## BEGIN AVAILABLE DATA
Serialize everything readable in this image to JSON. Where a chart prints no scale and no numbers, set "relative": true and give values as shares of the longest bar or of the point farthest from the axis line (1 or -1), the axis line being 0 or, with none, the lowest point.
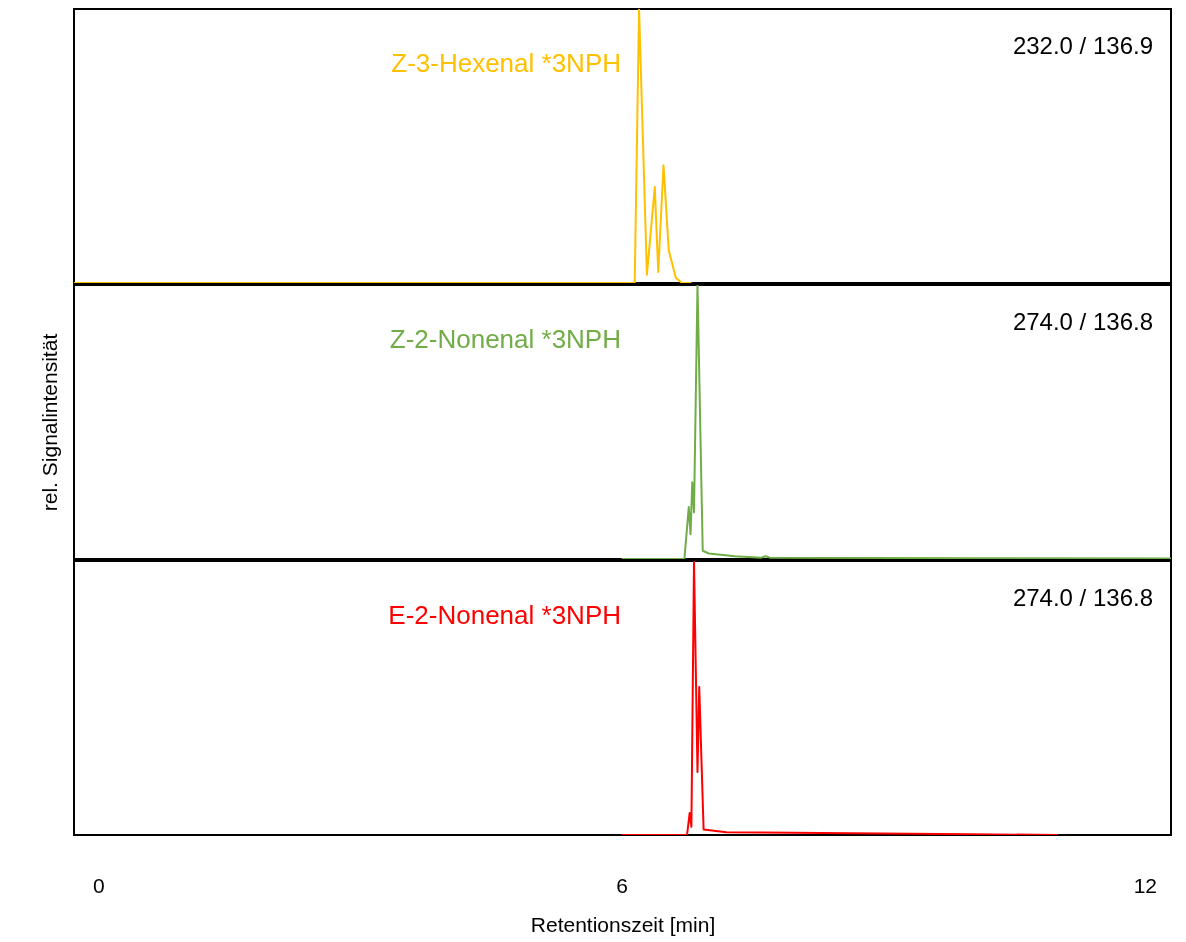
{
  "chart_data": [
    {
      "type": "line",
      "relative": true,
      "xlim": [
        -0.28,
        12.3
      ],
      "tick_labels": false,
      "grid": false,
      "marker": "none",
      "line_style": "solid",
      "annotations": [
        "232.0 / 136.9"
      ],
      "series": [
        {
          "name": "Z-3-Hexenal *3NPH",
          "color": "#ffc000",
          "x": [
            -0.28,
            6.0,
            6.15,
            6.2,
            6.29,
            6.38,
            6.42,
            6.48,
            6.54,
            6.58,
            6.62,
            6.69,
            6.8
          ],
          "values": [
            0,
            0,
            0,
            1,
            0.03,
            0.35,
            0.04,
            0.43,
            0.12,
            0.07,
            0.02,
            0,
            0
          ]
        }
      ]
    },
    {
      "type": "line",
      "relative": true,
      "xlim": [
        -0.28,
        12.3
      ],
      "tick_labels": false,
      "grid": false,
      "marker": "none",
      "line_style": "solid",
      "ylabel": "rel. Signalintensität",
      "annotations": [
        "274.0 / 136.8"
      ],
      "series": [
        {
          "name": "Z-2-Nonenal *3NPH",
          "color": "#70ad47",
          "x": [
            6.0,
            6.72,
            6.77,
            6.79,
            6.81,
            6.83,
            6.87,
            6.93,
            7.0,
            7.3,
            7.6,
            7.65,
            7.7,
            10.0,
            12.3
          ],
          "values": [
            0,
            0,
            0.19,
            0.09,
            0.28,
            0.17,
            1,
            0.03,
            0.02,
            0.01,
            0.005,
            0.01,
            0.005,
            0.003,
            0.002
          ]
        }
      ]
    },
    {
      "type": "line",
      "relative": true,
      "xlim": [
        -0.28,
        12.3
      ],
      "xticks": [
        0,
        6,
        12
      ],
      "tick_labels": "x",
      "grid": false,
      "marker": "none",
      "line_style": "solid",
      "xlabel": "Retentionszeit [min]",
      "annotations": [
        "274.0 / 136.8"
      ],
      "series": [
        {
          "name": "E-2-Nonenal *3NPH",
          "color": "#ff0000",
          "x": [
            6.0,
            6.75,
            6.78,
            6.8,
            6.83,
            6.87,
            6.89,
            6.94,
            7.2,
            10.0,
            11.0
          ],
          "values": [
            0,
            0,
            0.08,
            0.03,
            1,
            0.23,
            0.54,
            0.02,
            0.01,
            0.003,
            0
          ]
        }
      ]
    }
  ]
}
## END AVAILABLE DATA
Of the lines in the data, how many contain the word "color"? Provide the number and nothing further.

3